[Entries taken from a collection]
# # #

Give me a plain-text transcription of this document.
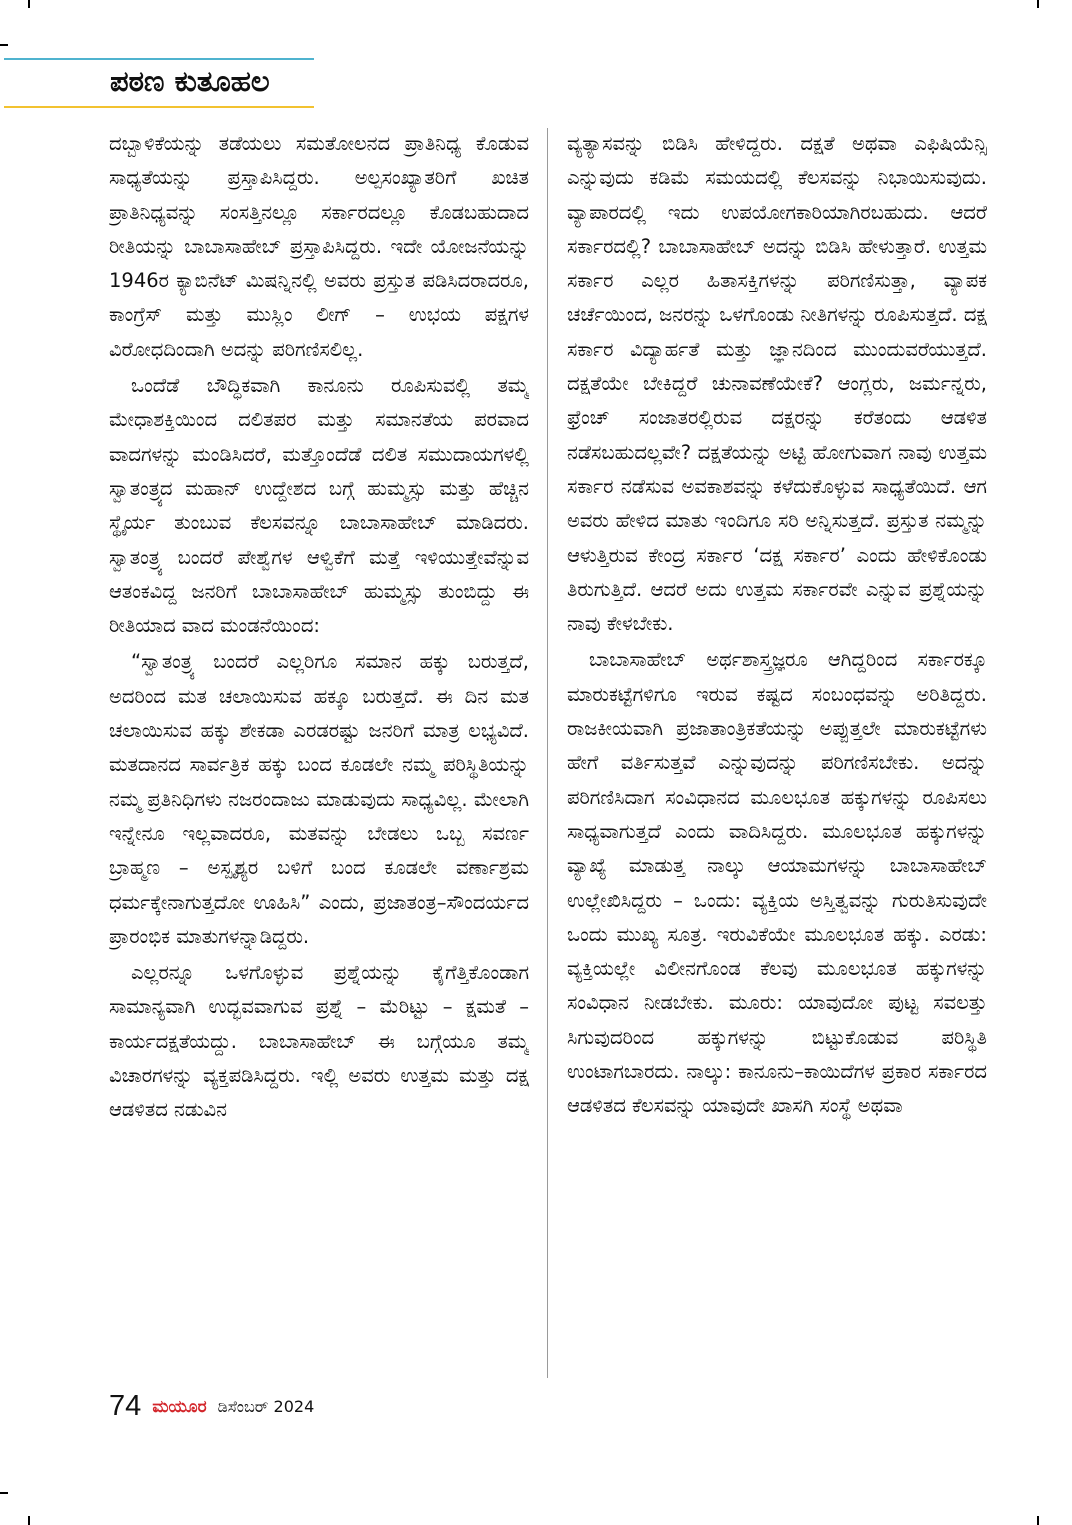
ಪಠಣ ಕುತೂಹಲ

ದಬ್ಬಾಳಿಕೆಯನ್ನು ತಡೆಯಲು ಸಮತೋಲನದ ಪ್ರಾತಿನಿಧ್ಯ ಕೊಡುವ ಸಾಧ್ಯತೆಯನ್ನು ಪ್ರಸ್ತಾಪಿಸಿದ್ದರು. ಅಲ್ಪಸಂಖ್ಯಾತರಿಗೆ ಖಚಿತ ಪ್ರಾತಿನಿಧ್ಯವನ್ನು ಸಂಸತ್ತಿನಲ್ಲೂ ಸರ್ಕಾರದಲ್ಲೂ ಕೊಡಬಹುದಾದ ರೀತಿಯನ್ನು ಬಾಬಾಸಾಹೇಬ್ ಪ್ರಸ್ತಾಪಿಸಿದ್ದರು. ಇದೇ ಯೋಜನೆಯನ್ನು 1946ರ ಕ್ಯಾಬಿನೆಟ್ ಮಿಷನ್ನಿನಲ್ಲಿ ಅವರು ಪ್ರಸ್ತುತ ಪಡಿಸಿದರಾದರೂ, ಕಾಂಗ್ರೆಸ್ ಮತ್ತು ಮುಸ್ಲಿಂ ಲೀಗ್ – ಉಭಯ ಪಕ್ಷಗಳ ವಿರೋಧದಿಂದಾಗಿ ಅದನ್ನು ಪರಿಗಣಿಸಲಿಲ್ಲ.

ಒಂದೆಡೆ ಬೌದ್ಧಿಕವಾಗಿ ಕಾನೂನು ರೂಪಿಸುವಲ್ಲಿ ತಮ್ಮ ಮೇಧಾಶಕ್ತಿಯಿಂದ ದಲಿತಪರ ಮತ್ತು ಸಮಾನತೆಯ ಪರವಾದ ವಾದಗಳನ್ನು ಮಂಡಿಸಿದರೆ, ಮತ್ತೊಂದೆಡೆ ದಲಿತ ಸಮುದಾಯಗಳಲ್ಲಿ ಸ್ವಾತಂತ್ರ್ಯದ ಮಹಾನ್ ಉದ್ದೇಶದ ಬಗ್ಗೆ ಹುಮ್ಮಸ್ಸು ಮತ್ತು ಹೆಚ್ಚಿನ ಸ್ಥೈರ್ಯ ತುಂಬುವ ಕೆಲಸವನ್ನೂ ಬಾಬಾಸಾಹೇಬ್ ಮಾಡಿದರು. ಸ್ವಾತಂತ್ರ್ಯ ಬಂದರೆ ಪೇಶ್ವೆಗಳ ಆಳ್ವಿಕೆಗೆ ಮತ್ತೆ ಇಳಿಯುತ್ತೇವೆನ್ನುವ ಆತಂಕವಿದ್ದ ಜನರಿಗೆ ಬಾಬಾಸಾಹೇಬ್ ಹುಮ್ಮಸ್ಸು ತುಂಬಿದ್ದು ಈ ರೀತಿಯಾದ ವಾದ ಮಂಡನೆಯಿಂದ:

“ಸ್ವಾತಂತ್ರ್ಯ ಬಂದರೆ ಎಲ್ಲರಿಗೂ ಸಮಾನ ಹಕ್ಕು ಬರುತ್ತದೆ, ಅದರಿಂದ ಮತ ಚಲಾಯಿಸುವ ಹಕ್ಕೂ ಬರುತ್ತದೆ. ಈ ದಿನ ಮತ ಚಲಾಯಿಸುವ ಹಕ್ಕು ಶೇಕಡಾ ಎರಡರಷ್ಟು ಜನರಿಗೆ ಮಾತ್ರ ಲಭ್ಯವಿದೆ. ಮತದಾನದ ಸಾರ್ವತ್ರಿಕ ಹಕ್ಕು ಬಂದ ಕೂಡಲೇ ನಮ್ಮ ಪರಿಸ್ಥಿತಿಯನ್ನು ನಮ್ಮ ಪ್ರತಿನಿಧಿಗಳು ನಜರಂದಾಜು ಮಾಡುವುದು ಸಾಧ್ಯವಿಲ್ಲ. ಮೇಲಾಗಿ ಇನ್ನೇನೂ ಇಲ್ಲವಾದರೂ, ಮತವನ್ನು ಬೇಡಲು ಒಬ್ಬ ಸವರ್ಣ ಬ್ರಾಹ್ಮಣ – ಅಸ್ಪೃಶ್ಯರ ಬಳಿಗೆ ಬಂದ ಕೂಡಲೇ ವರ್ಣಾಶ್ರಮ ಧರ್ಮಕ್ಕೇನಾಗುತ್ತದೋ ಊಹಿಸಿ” ಎಂದು, ಪ್ರಜಾತಂತ್ರ–ಸೌಂದರ್ಯದ ಪ್ರಾರಂಭಿಕ ಮಾತುಗಳನ್ನಾಡಿದ್ದರು.

ಎಲ್ಲರನ್ನೂ ಒಳಗೊಳ್ಳುವ ಪ್ರಶ್ನೆಯನ್ನು ಕೈಗೆತ್ತಿಕೊಂಡಾಗ ಸಾಮಾನ್ಯವಾಗಿ ಉದ್ಭವವಾಗುವ ಪ್ರಶ್ನೆ – ಮೆರಿಟ್ಟು – ಕ್ಷಮತೆ – ಕಾರ್ಯದಕ್ಷತೆಯದ್ದು. ಬಾಬಾಸಾಹೇಬ್ ಈ ಬಗ್ಗೆಯೂ ತಮ್ಮ ವಿಚಾರಗಳನ್ನು ವ್ಯಕ್ತಪಡಿಸಿದ್ದರು. ಇಲ್ಲಿ ಅವರು ಉತ್ತಮ ಮತ್ತು ದಕ್ಷ ಆಡಳಿತದ ನಡುವಿನ

ವ್ಯತ್ಯಾಸವನ್ನು ಬಿಡಿಸಿ ಹೇಳಿದ್ದರು. ದಕ್ಷತೆ ಅಥವಾ ಎಫಿಷಿಯೆನ್ಸಿ ಎನ್ನುವುದು ಕಡಿಮೆ ಸಮಯದಲ್ಲಿ ಕೆಲಸವನ್ನು ನಿಭಾಯಿಸುವುದು. ವ್ಯಾಪಾರದಲ್ಲಿ ಇದು ಉಪಯೋಗಕಾರಿಯಾಗಿರಬಹುದು. ಆದರೆ ಸರ್ಕಾರದಲ್ಲಿ? ಬಾಬಾಸಾಹೇಬ್ ಅದನ್ನು ಬಿಡಿಸಿ ಹೇಳುತ್ತಾರೆ. ಉತ್ತಮ ಸರ್ಕಾರ ಎಲ್ಲರ ಹಿತಾಸಕ್ತಿಗಳನ್ನು ಪರಿಗಣಿಸುತ್ತಾ, ವ್ಯಾಪಕ ಚರ್ಚೆಯಿಂದ, ಜನರನ್ನು ಒಳಗೊಂಡು ನೀತಿಗಳನ್ನು ರೂಪಿಸುತ್ತದೆ. ದಕ್ಷ ಸರ್ಕಾರ ವಿದ್ಯಾರ್ಹತೆ ಮತ್ತು ಜ್ಞಾನದಿಂದ ಮುಂದುವರೆಯುತ್ತದೆ. ದಕ್ಷತೆಯೇ ಬೇಕಿದ್ದರೆ ಚುನಾವಣೆಯೇಕೆ? ಆಂಗ್ಲರು, ಜರ್ಮನ್ನರು, ಫ್ರೆಂಚ್ ಸಂಜಾತರಲ್ಲಿರುವ ದಕ್ಷರನ್ನು ಕರೆತಂದು ಆಡಳಿತ ನಡೆಸಬಹುದಲ್ಲವೇ? ದಕ್ಷತೆಯನ್ನು ಅಟ್ಟಿ ಹೋಗುವಾಗ ನಾವು ಉತ್ತಮ ಸರ್ಕಾರ ನಡೆಸುವ ಅವಕಾಶವನ್ನು ಕಳೆದುಕೊಳ್ಳುವ ಸಾಧ್ಯತೆಯಿದೆ. ಆಗ ಅವರು ಹೇಳಿದ ಮಾತು ಇಂದಿಗೂ ಸರಿ ಅನ್ನಿಸುತ್ತದೆ. ಪ್ರಸ್ತುತ ನಮ್ಮನ್ನು ಆಳುತ್ತಿರುವ ಕೇಂದ್ರ ಸರ್ಕಾರ ‘ದಕ್ಷ ಸರ್ಕಾರ’ ಎಂದು ಹೇಳಿಕೊಂಡು ತಿರುಗುತ್ತಿದೆ. ಆದರೆ ಅದು ಉತ್ತಮ ಸರ್ಕಾರವೇ ಎನ್ನುವ ಪ್ರಶ್ನೆಯನ್ನು ನಾವು ಕೇಳಬೇಕು.

ಬಾಬಾಸಾಹೇಬ್ ಅರ್ಥಶಾಸ್ತ್ರಜ್ಞರೂ ಆಗಿದ್ದರಿಂದ ಸರ್ಕಾರಕ್ಕೂ ಮಾರುಕಟ್ಟೆಗಳಿಗೂ ಇರುವ ಕಷ್ಟದ ಸಂಬಂಧವನ್ನು ಅರಿತಿದ್ದರು. ರಾಜಕೀಯವಾಗಿ ಪ್ರಜಾತಾಂತ್ರಿಕತೆಯನ್ನು ಅಪ್ಪುತ್ತಲೇ ಮಾರುಕಟ್ಟೆಗಳು ಹೇಗೆ ವರ್ತಿಸುತ್ತವೆ ಎನ್ನುವುದನ್ನು ಪರಿಗಣಿಸಬೇಕು. ಅದನ್ನು ಪರಿಗಣಿಸಿದಾಗ ಸಂವಿಧಾನದ ಮೂಲಭೂತ ಹಕ್ಕುಗಳನ್ನು ರೂಪಿಸಲು ಸಾಧ್ಯವಾಗುತ್ತದೆ ಎಂದು ವಾದಿಸಿದ್ದರು. ಮೂಲಭೂತ ಹಕ್ಕುಗಳನ್ನು ವ್ಯಾಖ್ಯೆ ಮಾಡುತ್ತ ನಾಲ್ಕು ಆಯಾಮಗಳನ್ನು ಬಾಬಾಸಾಹೇಬ್ ಉಲ್ಲೇಖಿಸಿದ್ದರು – ಒಂದು: ವ್ಯಕ್ತಿಯ ಅಸ್ತಿತ್ವವನ್ನು ಗುರುತಿಸುವುದೇ ಒಂದು ಮುಖ್ಯ ಸೂತ್ರ. ಇರುವಿಕೆಯೇ ಮೂಲಭೂತ ಹಕ್ಕು. ಎರಡು: ವ್ಯಕ್ತಿಯಲ್ಲೇ ವಿಲೀನಗೊಂಡ ಕೆಲವು ಮೂಲಭೂತ ಹಕ್ಕುಗಳನ್ನು ಸಂವಿಧಾನ ನೀಡಬೇಕು. ಮೂರು: ಯಾವುದೋ ಪುಟ್ಟ ಸವಲತ್ತು ಸಿಗುವುದರಿಂದ ಹಕ್ಕುಗಳನ್ನು ಬಿಟ್ಟುಕೊಡುವ ಪರಿಸ್ಥಿತಿ ಉಂಟಾಗಬಾರದು. ನಾಲ್ಕು: ಕಾನೂನು–ಕಾಯಿದೆಗಳ ಪ್ರಕಾರ ಸರ್ಕಾರದ ಆಡಳಿತದ ಕೆಲಸವನ್ನು ಯಾವುದೇ ಖಾಸಗಿ ಸಂಸ್ಥೆ ಅಥವಾ

74 ಮಯೂರ ಡಿಸೆಂಬರ್ 2024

# # #

REQUIRED WORK -
Copy out each line that contains the word "ಲಸವನ".

ANSWER TO THE PROBLEM -
ಒಂದೆಡೆ ಬೌದ್ಧಿಕವಾಗಿ ಕಾನೂನು ರೂಪಿಸುವಲ್ಲಿ ತಮ್ಮ ಮೇಧಾಶಕ್ತಿಯಿಂದ ದಲಿತಪರ ಮತ್ತು ಸಮಾನತೆಯ ಪರವಾದ ವಾದಗಳನ್ನು ಮಂಡಿಸಿದರೆ, ಮತ್ತೊಂದೆಡೆ ದಲಿತ ಸಮುದಾಯಗಳಲ್ಲಿ ಸ್ವಾತಂತ್ರ್ಯದ ಮಹಾನ್ ಉದ್ದೇಶದ ಬಗ್ಗೆ ಹುಮ್ಮಸ್ಸು ಮತ್ತು ಹೆಚ್ಚಿನ ಸ್ಥೈರ್ಯ ತುಂಬುವ ಕೆಲಸವನ್ನೂ ಬಾಬಾಸಾಹೇಬ್ ಮಾಡಿದರು. ಸ್ವಾತಂತ್ರ್ಯ ಬಂದರೆ ಪೇಶ್ವೆಗಳ ಆಳ್ವಿಕೆಗೆ ಮತ್ತೆ ಇಳಿಯುತ್ತೇವೆನ್ನುವ ಆತಂಕವಿದ್ದ ಜನರಿಗೆ ಬಾಬಾಸಾಹೇಬ್ ಹುಮ್ಮಸ್ಸು ತುಂಬಿದ್ದು ಈ ರೀತಿಯಾದ ವಾದ ಮಂಡನೆಯಿಂದ:
ವ್ಯತ್ಯಾಸವನ್ನು ಬಿಡಿಸಿ ಹೇಳಿದ್ದರು. ದಕ್ಷತೆ ಅಥವಾ ಎಫಿಷಿಯೆನ್ಸಿ ಎನ್ನುವುದು ಕಡಿಮೆ ಸಮಯದಲ್ಲಿ ಕೆಲಸವನ್ನು ನಿಭಾಯಿಸುವುದು. ವ್ಯಾಪಾರದಲ್ಲಿ ಇದು ಉಪಯೋಗಕಾರಿಯಾಗಿರಬಹುದು. ಆದರೆ ಸರ್ಕಾರದಲ್ಲಿ? ಬಾಬಾಸಾಹೇಬ್ ಅದನ್ನು ಬಿಡಿಸಿ ಹೇಳುತ್ತಾರೆ. ಉತ್ತಮ ಸರ್ಕಾರ ಎಲ್ಲರ ಹಿತಾಸಕ್ತಿಗಳನ್ನು ಪರಿಗಣಿಸುತ್ತಾ, ವ್ಯಾಪಕ ಚರ್ಚೆಯಿಂದ, ಜನರನ್ನು ಒಳಗೊಂಡು ನೀತಿಗಳನ್ನು ರೂಪಿಸುತ್ತದೆ. ದಕ್ಷ ಸರ್ಕಾರ ವಿದ್ಯಾರ್ಹತೆ ಮತ್ತು ಜ್ಞಾನದಿಂದ ಮುಂದುವರೆಯುತ್ತದೆ. ದಕ್ಷತೆಯೇ ಬೇಕಿದ್ದರೆ ಚುನಾವಣೆಯೇಕೆ? ಆಂಗ್ಲರು, ಜರ್ಮನ್ನರು, ಫ್ರೆಂಚ್ ಸಂಜಾತರಲ್ಲಿರುವ ದಕ್ಷರನ್ನು ಕರೆತಂದು ಆಡಳಿತ ನಡೆಸಬಹುದಲ್ಲವೇ? ದಕ್ಷತೆಯನ್ನು ಅಟ್ಟಿ ಹೋಗುವಾಗ ನಾವು ಉತ್ತಮ ಸರ್ಕಾರ ನಡೆಸುವ ಅವಕಾಶವನ್ನು ಕಳೆದುಕೊಳ್ಳುವ ಸಾಧ್ಯತೆಯಿದೆ. ಆಗ ಅವರು ಹೇಳಿದ ಮಾತು ಇಂದಿಗೂ ಸರಿ ಅನ್ನಿಸುತ್ತದೆ. ಪ್ರಸ್ತುತ ನಮ್ಮನ್ನು ಆಳುತ್ತಿರುವ ಕೇಂದ್ರ ಸರ್ಕಾರ ‘ದಕ್ಷ ಸರ್ಕಾರ’ ಎಂದು ಹೇಳಿಕೊಂಡು ತಿರುಗುತ್ತಿದೆ. ಆದರೆ ಅದು ಉತ್ತಮ ಸರ್ಕಾರವೇ ಎನ್ನುವ ಪ್ರಶ್ನೆಯನ್ನು ನಾವು ಕೇಳಬೇಕು.
ಬಾಬಾಸಾಹೇಬ್ ಅರ್ಥಶಾಸ್ತ್ರಜ್ಞರೂ ಆಗಿದ್ದರಿಂದ ಸರ್ಕಾರಕ್ಕೂ ಮಾರುಕಟ್ಟೆಗಳಿಗೂ ಇರುವ ಕಷ್ಟದ ಸಂಬಂಧವನ್ನು ಅರಿತಿದ್ದರು. ರಾಜಕೀಯವಾಗಿ ಪ್ರಜಾತಾಂತ್ರಿಕತೆಯನ್ನು ಅಪ್ಪುತ್ತಲೇ ಮಾರುಕಟ್ಟೆಗಳು ಹೇಗೆ ವರ್ತಿಸುತ್ತವೆ ಎನ್ನುವುದನ್ನು ಪರಿಗಣಿಸಬೇಕು. ಅದನ್ನು ಪರಿಗಣಿಸಿದಾಗ ಸಂವಿಧಾನದ ಮೂಲಭೂತ ಹಕ್ಕುಗಳನ್ನು ರೂಪಿಸಲು ಸಾಧ್ಯವಾಗುತ್ತದೆ ಎಂದು ವಾದಿಸಿದ್ದರು. ಮೂಲಭೂತ ಹಕ್ಕುಗಳನ್ನು ವ್ಯಾಖ್ಯೆ ಮಾಡುತ್ತ ನಾಲ್ಕು ಆಯಾಮಗಳನ್ನು ಬಾಬಾಸಾಹೇಬ್ ಉಲ್ಲೇಖಿಸಿದ್ದರು – ಒಂದು: ವ್ಯಕ್ತಿಯ ಅಸ್ತಿತ್ವವನ್ನು ಗುರುತಿಸುವುದೇ ಒಂದು ಮುಖ್ಯ ಸೂತ್ರ. ಇರುವಿಕೆಯೇ ಮೂಲಭೂತ ಹಕ್ಕು. ಎರಡು: ವ್ಯಕ್ತಿಯಲ್ಲೇ ವಿಲೀನಗೊಂಡ ಕೆಲವು ಮೂಲಭೂತ ಹಕ್ಕುಗಳನ್ನು ಸಂವಿಧಾನ ನೀಡಬೇಕು. ಮೂರು: ಯಾವುದೋ ಪುಟ್ಟ ಸವಲತ್ತು ಸಿಗುವುದರಿಂದ ಹಕ್ಕುಗಳನ್ನು ಬಿಟ್ಟುಕೊಡುವ ಪರಿಸ್ಥಿತಿ ಉಂಟಾಗಬಾರದು. ನಾಲ್ಕು: ಕಾನೂನು–ಕಾಯಿದೆಗಳ ಪ್ರಕಾರ ಸರ್ಕಾರದ ಆಡಳಿತದ ಕೆಲಸವನ್ನು ಯಾವುದೇ ಖಾಸಗಿ ಸಂಸ್ಥೆ ಅಥವಾ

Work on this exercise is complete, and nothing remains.